* _Directive_
Can you print every record below exactly as written?

* _Records provided_

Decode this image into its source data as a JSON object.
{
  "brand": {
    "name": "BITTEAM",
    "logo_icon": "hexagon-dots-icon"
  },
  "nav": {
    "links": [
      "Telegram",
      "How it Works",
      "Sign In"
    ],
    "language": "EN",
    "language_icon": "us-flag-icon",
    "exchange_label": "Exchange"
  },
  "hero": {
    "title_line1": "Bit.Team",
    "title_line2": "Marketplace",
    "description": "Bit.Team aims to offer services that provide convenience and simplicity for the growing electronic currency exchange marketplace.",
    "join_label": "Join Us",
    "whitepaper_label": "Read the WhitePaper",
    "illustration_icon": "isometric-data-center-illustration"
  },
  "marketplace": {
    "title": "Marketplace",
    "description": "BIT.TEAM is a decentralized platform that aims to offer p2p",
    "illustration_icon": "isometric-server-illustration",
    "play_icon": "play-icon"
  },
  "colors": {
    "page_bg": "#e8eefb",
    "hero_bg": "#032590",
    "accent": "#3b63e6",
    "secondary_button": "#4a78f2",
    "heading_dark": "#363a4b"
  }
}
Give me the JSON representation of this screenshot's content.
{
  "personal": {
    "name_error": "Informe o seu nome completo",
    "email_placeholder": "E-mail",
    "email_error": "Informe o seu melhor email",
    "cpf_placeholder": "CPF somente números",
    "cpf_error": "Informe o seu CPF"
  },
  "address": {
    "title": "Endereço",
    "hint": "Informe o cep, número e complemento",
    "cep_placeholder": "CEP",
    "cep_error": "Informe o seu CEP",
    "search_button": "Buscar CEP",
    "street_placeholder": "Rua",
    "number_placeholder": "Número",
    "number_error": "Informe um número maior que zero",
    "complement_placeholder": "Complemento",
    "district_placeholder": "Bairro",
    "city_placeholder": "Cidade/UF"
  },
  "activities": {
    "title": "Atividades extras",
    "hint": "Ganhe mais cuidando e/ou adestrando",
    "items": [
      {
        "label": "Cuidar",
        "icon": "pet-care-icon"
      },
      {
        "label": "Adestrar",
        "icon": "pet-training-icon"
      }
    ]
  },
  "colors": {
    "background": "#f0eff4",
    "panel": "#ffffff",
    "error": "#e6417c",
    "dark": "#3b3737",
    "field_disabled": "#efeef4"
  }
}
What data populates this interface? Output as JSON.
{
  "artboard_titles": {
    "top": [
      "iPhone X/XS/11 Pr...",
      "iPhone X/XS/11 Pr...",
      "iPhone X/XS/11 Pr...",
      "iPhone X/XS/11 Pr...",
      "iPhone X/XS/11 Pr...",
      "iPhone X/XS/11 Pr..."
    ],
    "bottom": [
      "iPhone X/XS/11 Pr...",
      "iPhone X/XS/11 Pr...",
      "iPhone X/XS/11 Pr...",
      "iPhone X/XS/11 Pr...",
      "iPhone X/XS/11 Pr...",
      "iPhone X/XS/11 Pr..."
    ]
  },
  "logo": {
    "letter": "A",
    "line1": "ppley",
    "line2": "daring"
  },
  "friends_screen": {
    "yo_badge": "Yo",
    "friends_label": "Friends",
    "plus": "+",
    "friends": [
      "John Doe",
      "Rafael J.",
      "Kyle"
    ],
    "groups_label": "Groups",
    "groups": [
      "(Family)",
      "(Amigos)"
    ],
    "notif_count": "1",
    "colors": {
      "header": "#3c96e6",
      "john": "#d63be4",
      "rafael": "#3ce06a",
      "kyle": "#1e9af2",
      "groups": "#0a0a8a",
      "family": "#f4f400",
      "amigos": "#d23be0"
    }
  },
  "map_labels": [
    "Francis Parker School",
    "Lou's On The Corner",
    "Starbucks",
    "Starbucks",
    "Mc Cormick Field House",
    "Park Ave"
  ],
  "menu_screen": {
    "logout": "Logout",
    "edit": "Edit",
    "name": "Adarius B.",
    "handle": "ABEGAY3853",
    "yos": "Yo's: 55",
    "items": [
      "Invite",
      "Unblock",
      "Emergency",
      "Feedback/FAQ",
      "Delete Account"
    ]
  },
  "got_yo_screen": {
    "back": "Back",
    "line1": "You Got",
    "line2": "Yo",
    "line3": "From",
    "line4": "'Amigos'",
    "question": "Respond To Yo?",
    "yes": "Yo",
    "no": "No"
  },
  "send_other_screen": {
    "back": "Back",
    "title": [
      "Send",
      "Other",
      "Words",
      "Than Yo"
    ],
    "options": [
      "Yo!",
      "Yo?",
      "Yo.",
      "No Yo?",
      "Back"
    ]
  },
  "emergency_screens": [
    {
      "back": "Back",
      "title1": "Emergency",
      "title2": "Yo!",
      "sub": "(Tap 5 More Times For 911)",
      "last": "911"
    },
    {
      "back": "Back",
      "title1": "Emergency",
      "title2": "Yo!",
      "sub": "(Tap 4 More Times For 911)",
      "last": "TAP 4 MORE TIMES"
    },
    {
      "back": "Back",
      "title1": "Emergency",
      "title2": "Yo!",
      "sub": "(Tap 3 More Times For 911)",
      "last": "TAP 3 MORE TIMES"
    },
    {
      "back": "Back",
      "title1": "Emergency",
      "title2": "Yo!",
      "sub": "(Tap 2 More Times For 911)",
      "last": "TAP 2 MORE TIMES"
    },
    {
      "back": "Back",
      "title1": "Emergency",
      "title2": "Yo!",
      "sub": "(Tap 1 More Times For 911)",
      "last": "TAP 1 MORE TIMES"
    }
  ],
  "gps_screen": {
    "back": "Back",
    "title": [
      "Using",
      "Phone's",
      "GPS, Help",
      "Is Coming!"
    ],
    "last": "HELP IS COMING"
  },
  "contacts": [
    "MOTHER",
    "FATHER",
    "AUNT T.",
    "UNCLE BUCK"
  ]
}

* _Solved problem_
Decode this image into its source data as a JSON object.
{
  "brand": {
    "name": "BITTEAM",
    "logo_icon": "hexagon-dots-icon"
  },
  "nav": {
    "links": [
      "Telegram",
      "How it Works",
      "Sign In"
    ],
    "language": "EN",
    "language_icon": "us-flag-icon",
    "exchange_label": "Exchange"
  },
  "hero": {
    "title_line1": "Bit.Team",
    "title_line2": "Marketplace",
    "description": "Bit.Team aims to offer services that provide convenience and simplicity for the growing electronic currency exchange marketplace.",
    "join_label": "Join Us",
    "whitepaper_label": "Read the WhitePaper",
    "illustration_icon": "isometric-data-center-illustration"
  },
  "marketplace": {
    "title": "Marketplace",
    "description": "BIT.TEAM is a decentralized platform that aims to offer p2p",
    "illustration_icon": "isometric-server-illustration",
    "play_icon": "play-icon"
  },
  "colors": {
    "page_bg": "#e8eefb",
    "hero_bg": "#032590",
    "accent": "#3b63e6",
    "secondary_button": "#4a78f2",
    "heading_dark": "#363a4b"
  }
}
Give me the JSON representation of this screenshot's content.
{
  "personal": {
    "name_error": "Informe o seu nome completo",
    "email_placeholder": "E-mail",
    "email_error": "Informe o seu melhor email",
    "cpf_placeholder": "CPF somente números",
    "cpf_error": "Informe o seu CPF"
  },
  "address": {
    "title": "Endereço",
    "hint": "Informe o cep, número e complemento",
    "cep_placeholder": "CEP",
    "cep_error": "Informe o seu CEP",
    "search_button": "Buscar CEP",
    "street_placeholder": "Rua",
    "number_placeholder": "Número",
    "number_error": "Informe um número maior que zero",
    "complement_placeholder": "Complemento",
    "district_placeholder": "Bairro",
    "city_placeholder": "Cidade/UF"
  },
  "activities": {
    "title": "Atividades extras",
    "hint": "Ganhe mais cuidando e/ou adestrando",
    "items": [
      {
        "label": "Cuidar",
        "icon": "pet-care-icon"
      },
      {
        "label": "Adestrar",
        "icon": "pet-training-icon"
      }
    ]
  },
  "colors": {
    "background": "#f0eff4",
    "panel": "#ffffff",
    "error": "#e6417c",
    "dark": "#3b3737",
    "field_disabled": "#efeef4"
  }
}
What data populates this interface? Output as JSON.
{
  "artboard_titles": {
    "top": [
      "iPhone X/XS/11 Pr...",
      "iPhone X/XS/11 Pr...",
      "iPhone X/XS/11 Pr...",
      "iPhone X/XS/11 Pr...",
      "iPhone X/XS/11 Pr...",
      "iPhone X/XS/11 Pr..."
    ],
    "bottom": [
      "iPhone X/XS/11 Pr...",
      "iPhone X/XS/11 Pr...",
      "iPhone X/XS/11 Pr...",
      "iPhone X/XS/11 Pr...",
      "iPhone X/XS/11 Pr...",
      "iPhone X/XS/11 Pr..."
    ]
  },
  "logo": {
    "letter": "A",
    "line1": "ppley",
    "line2": "daring"
  },
  "friends_screen": {
    "yo_badge": "Yo",
    "friends_label": "Friends",
    "plus": "+",
    "friends": [
      "John Doe",
      "Rafael J.",
      "Kyle"
    ],
    "groups_label": "Groups",
    "groups": [
      "(Family)",
      "(Amigos)"
    ],
    "notif_count": "1",
    "colors": {
      "header": "#3c96e6",
      "john": "#d63be4",
      "rafael": "#3ce06a",
      "kyle": "#1e9af2",
      "groups": "#0a0a8a",
      "family": "#f4f400",
      "amigos": "#d23be0"
    }
  },
  "map_labels": [
    "Francis Parker School",
    "Lou's On The Corner",
    "Starbucks",
    "Starbucks",
    "Mc Cormick Field House",
    "Park Ave"
  ],
  "menu_screen": {
    "logout": "Logout",
    "edit": "Edit",
    "name": "Adarius B.",
    "handle": "ABEGAY3853",
    "yos": "Yo's: 55",
    "items": [
      "Invite",
      "Unblock",
      "Emergency",
      "Feedback/FAQ",
      "Delete Account"
    ]
  },
  "got_yo_screen": {
    "back": "Back",
    "line1": "You Got",
    "line2": "Yo",
    "line3": "From",
    "line4": "'Amigos'",
    "question": "Respond To Yo?",
    "yes": "Yo",
    "no": "No"
  },
  "send_other_screen": {
    "back": "Back",
    "title": [
      "Send",
      "Other",
      "Words",
      "Than Yo"
    ],
    "options": [
      "Yo!",
      "Yo?",
      "Yo.",
      "No Yo?",
      "Back"
    ]
  },
  "emergency_screens": [
    {
      "back": "Back",
      "title1": "Emergency",
      "title2": "Yo!",
      "sub": "(Tap 5 More Times For 911)",
      "last": "911"
    },
    {
      "back": "Back",
      "title1": "Emergency",
      "title2": "Yo!",
      "sub": "(Tap 4 More Times For 911)",
      "last": "TAP 4 MORE TIMES"
    },
    {
      "back": "Back",
      "title1": "Emergency",
      "title2": "Yo!",
      "sub": "(Tap 3 More Times For 911)",
      "last": "TAP 3 MORE TIMES"
    },
    {
      "back": "Back",
      "title1": "Emergency",
      "title2": "Yo!",
      "sub": "(Tap 2 More Times For 911)",
      "last": "TAP 2 MORE TIMES"
    },
    {
      "back": "Back",
      "title1": "Emergency",
      "title2": "Yo!",
      "sub": "(Tap 1 More Times For 911)",
      "last": "TAP 1 MORE TIMES"
    }
  ],
  "gps_screen": {
    "back": "Back",
    "title": [
      "Using",
      "Phone's",
      "GPS, Help",
      "Is Coming!"
    ],
    "last": "HELP IS COMING"
  },
  "contacts": [
    "MOTHER",
    "FATHER",
    "AUNT T.",
    "UNCLE BUCK"
  ]
}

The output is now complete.